--- Start MATERIAL FOR THIS EXERCISE ---

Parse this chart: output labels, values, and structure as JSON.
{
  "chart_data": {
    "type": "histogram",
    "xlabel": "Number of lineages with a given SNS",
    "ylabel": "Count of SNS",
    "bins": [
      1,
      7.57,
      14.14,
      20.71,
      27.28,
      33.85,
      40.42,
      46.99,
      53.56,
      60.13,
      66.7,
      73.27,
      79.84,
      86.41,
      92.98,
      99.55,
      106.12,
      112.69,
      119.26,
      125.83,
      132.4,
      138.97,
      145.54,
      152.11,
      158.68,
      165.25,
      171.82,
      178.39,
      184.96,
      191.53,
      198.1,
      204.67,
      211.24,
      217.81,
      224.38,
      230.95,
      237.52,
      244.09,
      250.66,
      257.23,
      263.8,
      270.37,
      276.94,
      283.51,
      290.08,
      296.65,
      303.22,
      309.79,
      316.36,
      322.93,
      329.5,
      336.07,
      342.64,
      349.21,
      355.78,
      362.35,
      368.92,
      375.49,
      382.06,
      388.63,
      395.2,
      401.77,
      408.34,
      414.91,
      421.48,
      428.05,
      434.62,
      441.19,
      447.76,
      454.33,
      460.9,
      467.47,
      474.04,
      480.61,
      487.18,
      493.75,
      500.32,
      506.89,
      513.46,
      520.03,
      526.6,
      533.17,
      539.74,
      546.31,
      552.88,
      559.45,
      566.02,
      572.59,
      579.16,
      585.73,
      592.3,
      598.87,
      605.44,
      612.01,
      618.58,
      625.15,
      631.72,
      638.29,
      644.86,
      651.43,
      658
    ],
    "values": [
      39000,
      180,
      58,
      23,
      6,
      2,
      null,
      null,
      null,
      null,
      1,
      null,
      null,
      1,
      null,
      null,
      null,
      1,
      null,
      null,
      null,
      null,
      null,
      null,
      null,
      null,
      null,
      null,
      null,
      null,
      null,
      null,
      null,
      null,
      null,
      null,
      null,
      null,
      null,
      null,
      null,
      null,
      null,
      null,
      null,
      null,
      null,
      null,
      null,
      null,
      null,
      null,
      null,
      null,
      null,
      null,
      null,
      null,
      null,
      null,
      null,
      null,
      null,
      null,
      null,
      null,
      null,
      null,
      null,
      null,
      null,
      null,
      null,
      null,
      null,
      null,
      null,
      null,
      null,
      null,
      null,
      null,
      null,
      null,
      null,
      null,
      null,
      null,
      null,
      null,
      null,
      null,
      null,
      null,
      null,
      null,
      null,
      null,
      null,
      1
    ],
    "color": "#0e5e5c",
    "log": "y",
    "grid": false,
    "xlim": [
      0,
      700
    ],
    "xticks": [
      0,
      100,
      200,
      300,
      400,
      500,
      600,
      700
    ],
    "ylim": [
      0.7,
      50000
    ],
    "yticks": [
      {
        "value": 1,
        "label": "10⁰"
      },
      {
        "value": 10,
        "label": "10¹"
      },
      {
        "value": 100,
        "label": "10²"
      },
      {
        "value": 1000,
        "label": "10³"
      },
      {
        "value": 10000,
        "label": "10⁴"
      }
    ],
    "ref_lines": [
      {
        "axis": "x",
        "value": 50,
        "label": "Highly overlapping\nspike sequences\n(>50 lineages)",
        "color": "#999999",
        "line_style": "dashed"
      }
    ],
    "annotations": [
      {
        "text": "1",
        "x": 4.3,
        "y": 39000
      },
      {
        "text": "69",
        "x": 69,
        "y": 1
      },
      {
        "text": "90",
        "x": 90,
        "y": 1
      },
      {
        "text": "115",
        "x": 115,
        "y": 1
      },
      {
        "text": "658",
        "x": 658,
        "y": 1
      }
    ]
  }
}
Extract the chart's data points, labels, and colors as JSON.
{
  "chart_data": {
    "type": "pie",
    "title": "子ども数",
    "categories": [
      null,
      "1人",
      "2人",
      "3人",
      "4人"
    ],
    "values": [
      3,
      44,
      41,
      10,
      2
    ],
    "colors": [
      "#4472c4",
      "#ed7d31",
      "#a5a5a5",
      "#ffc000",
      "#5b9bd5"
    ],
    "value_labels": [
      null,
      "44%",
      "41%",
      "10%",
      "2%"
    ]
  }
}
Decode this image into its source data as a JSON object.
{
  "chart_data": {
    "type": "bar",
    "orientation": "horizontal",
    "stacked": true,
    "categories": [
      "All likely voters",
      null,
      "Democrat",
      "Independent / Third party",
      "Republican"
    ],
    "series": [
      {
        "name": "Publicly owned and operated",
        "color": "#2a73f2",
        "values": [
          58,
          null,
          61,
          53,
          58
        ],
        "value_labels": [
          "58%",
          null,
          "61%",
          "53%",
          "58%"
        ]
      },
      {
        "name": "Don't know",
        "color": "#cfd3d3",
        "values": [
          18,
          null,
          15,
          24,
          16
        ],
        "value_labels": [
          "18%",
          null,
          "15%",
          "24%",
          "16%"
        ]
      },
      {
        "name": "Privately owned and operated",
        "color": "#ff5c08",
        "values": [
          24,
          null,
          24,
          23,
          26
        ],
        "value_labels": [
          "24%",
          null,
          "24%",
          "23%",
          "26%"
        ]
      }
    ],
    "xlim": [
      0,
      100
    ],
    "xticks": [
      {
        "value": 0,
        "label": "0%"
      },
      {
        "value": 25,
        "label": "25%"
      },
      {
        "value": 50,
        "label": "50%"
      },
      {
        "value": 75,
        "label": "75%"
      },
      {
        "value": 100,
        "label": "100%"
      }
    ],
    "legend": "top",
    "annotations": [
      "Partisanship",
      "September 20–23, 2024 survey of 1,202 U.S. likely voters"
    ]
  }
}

--- End MATERIAL FOR THIS EXERCISE ---

**WHAT IS EXPECTED**:
Retype the entries one by one, exactly.

**THE OUTPUT**:
Parse this chart: output labels, values, and structure as JSON.
{
  "chart_data": {
    "type": "histogram",
    "xlabel": "Number of lineages with a given SNS",
    "ylabel": "Count of SNS",
    "bins": [
      1,
      7.57,
      14.14,
      20.71,
      27.28,
      33.85,
      40.42,
      46.99,
      53.56,
      60.13,
      66.7,
      73.27,
      79.84,
      86.41,
      92.98,
      99.55,
      106.12,
      112.69,
      119.26,
      125.83,
      132.4,
      138.97,
      145.54,
      152.11,
      158.68,
      165.25,
      171.82,
      178.39,
      184.96,
      191.53,
      198.1,
      204.67,
      211.24,
      217.81,
      224.38,
      230.95,
      237.52,
      244.09,
      250.66,
      257.23,
      263.8,
      270.37,
      276.94,
      283.51,
      290.08,
      296.65,
      303.22,
      309.79,
      316.36,
      322.93,
      329.5,
      336.07,
      342.64,
      349.21,
      355.78,
      362.35,
      368.92,
      375.49,
      382.06,
      388.63,
      395.2,
      401.77,
      408.34,
      414.91,
      421.48,
      428.05,
      434.62,
      441.19,
      447.76,
      454.33,
      460.9,
      467.47,
      474.04,
      480.61,
      487.18,
      493.75,
      500.32,
      506.89,
      513.46,
      520.03,
      526.6,
      533.17,
      539.74,
      546.31,
      552.88,
      559.45,
      566.02,
      572.59,
      579.16,
      585.73,
      592.3,
      598.87,
      605.44,
      612.01,
      618.58,
      625.15,
      631.72,
      638.29,
      644.86,
      651.43,
      658
    ],
    "values": [
      39000,
      180,
      58,
      23,
      6,
      2,
      null,
      null,
      null,
      null,
      1,
      null,
      null,
      1,
      null,
      null,
      null,
      1,
      null,
      null,
      null,
      null,
      null,
      null,
      null,
      null,
      null,
      null,
      null,
      null,
      null,
      null,
      null,
      null,
      null,
      null,
      null,
      null,
      null,
      null,
      null,
      null,
      null,
      null,
      null,
      null,
      null,
      null,
      null,
      null,
      null,
      null,
      null,
      null,
      null,
      null,
      null,
      null,
      null,
      null,
      null,
      null,
      null,
      null,
      null,
      null,
      null,
      null,
      null,
      null,
      null,
      null,
      null,
      null,
      null,
      null,
      null,
      null,
      null,
      null,
      null,
      null,
      null,
      null,
      null,
      null,
      null,
      null,
      null,
      null,
      null,
      null,
      null,
      null,
      null,
      null,
      null,
      null,
      null,
      1
    ],
    "color": "#0e5e5c",
    "log": "y",
    "grid": false,
    "xlim": [
      0,
      700
    ],
    "xticks": [
      0,
      100,
      200,
      300,
      400,
      500,
      600,
      700
    ],
    "ylim": [
      0.7,
      50000
    ],
    "yticks": [
      {
        "value": 1,
        "label": "10⁰"
      },
      {
        "value": 10,
        "label": "10¹"
      },
      {
        "value": 100,
        "label": "10²"
      },
      {
        "value": 1000,
        "label": "10³"
      },
      {
        "value": 10000,
        "label": "10⁴"
      }
    ],
    "ref_lines": [
      {
        "axis": "x",
        "value": 50,
        "label": "Highly overlapping\nspike sequences\n(>50 lineages)",
        "color": "#999999",
        "line_style": "dashed"
      }
    ],
    "annotations": [
      {
        "text": "1",
        "x": 4.3,
        "y": 39000
      },
      {
        "text": "69",
        "x": 69,
        "y": 1
      },
      {
        "text": "90",
        "x": 90,
        "y": 1
      },
      {
        "text": "115",
        "x": 115,
        "y": 1
      },
      {
        "text": "658",
        "x": 658,
        "y": 1
      }
    ]
  }
}
Extract the chart's data points, labels, and colors as JSON.
{
  "chart_data": {
    "type": "pie",
    "title": "子ども数",
    "categories": [
      null,
      "1人",
      "2人",
      "3人",
      "4人"
    ],
    "values": [
      3,
      44,
      41,
      10,
      2
    ],
    "colors": [
      "#4472c4",
      "#ed7d31",
      "#a5a5a5",
      "#ffc000",
      "#5b9bd5"
    ],
    "value_labels": [
      null,
      "44%",
      "41%",
      "10%",
      "2%"
    ]
  }
}
Decode this image into its source data as a JSON object.
{
  "chart_data": {
    "type": "bar",
    "orientation": "horizontal",
    "stacked": true,
    "categories": [
      "All likely voters",
      null,
      "Democrat",
      "Independent / Third party",
      "Republican"
    ],
    "series": [
      {
        "name": "Publicly owned and operated",
        "color": "#2a73f2",
        "values": [
          58,
          null,
          61,
          53,
          58
        ],
        "value_labels": [
          "58%",
          null,
          "61%",
          "53%",
          "58%"
        ]
      },
      {
        "name": "Don't know",
        "color": "#cfd3d3",
        "values": [
          18,
          null,
          15,
          24,
          16
        ],
        "value_labels": [
          "18%",
          null,
          "15%",
          "24%",
          "16%"
        ]
      },
      {
        "name": "Privately owned and operated",
        "color": "#ff5c08",
        "values": [
          24,
          null,
          24,
          23,
          26
        ],
        "value_labels": [
          "24%",
          null,
          "24%",
          "23%",
          "26%"
        ]
      }
    ],
    "xlim": [
      0,
      100
    ],
    "xticks": [
      {
        "value": 0,
        "label": "0%"
      },
      {
        "value": 25,
        "label": "25%"
      },
      {
        "value": 50,
        "label": "50%"
      },
      {
        "value": 75,
        "label": "75%"
      },
      {
        "value": 100,
        "label": "100%"
      }
    ],
    "legend": "top",
    "annotations": [
      "Partisanship",
      "September 20–23, 2024 survey of 1,202 U.S. likely voters"
    ]
  }
}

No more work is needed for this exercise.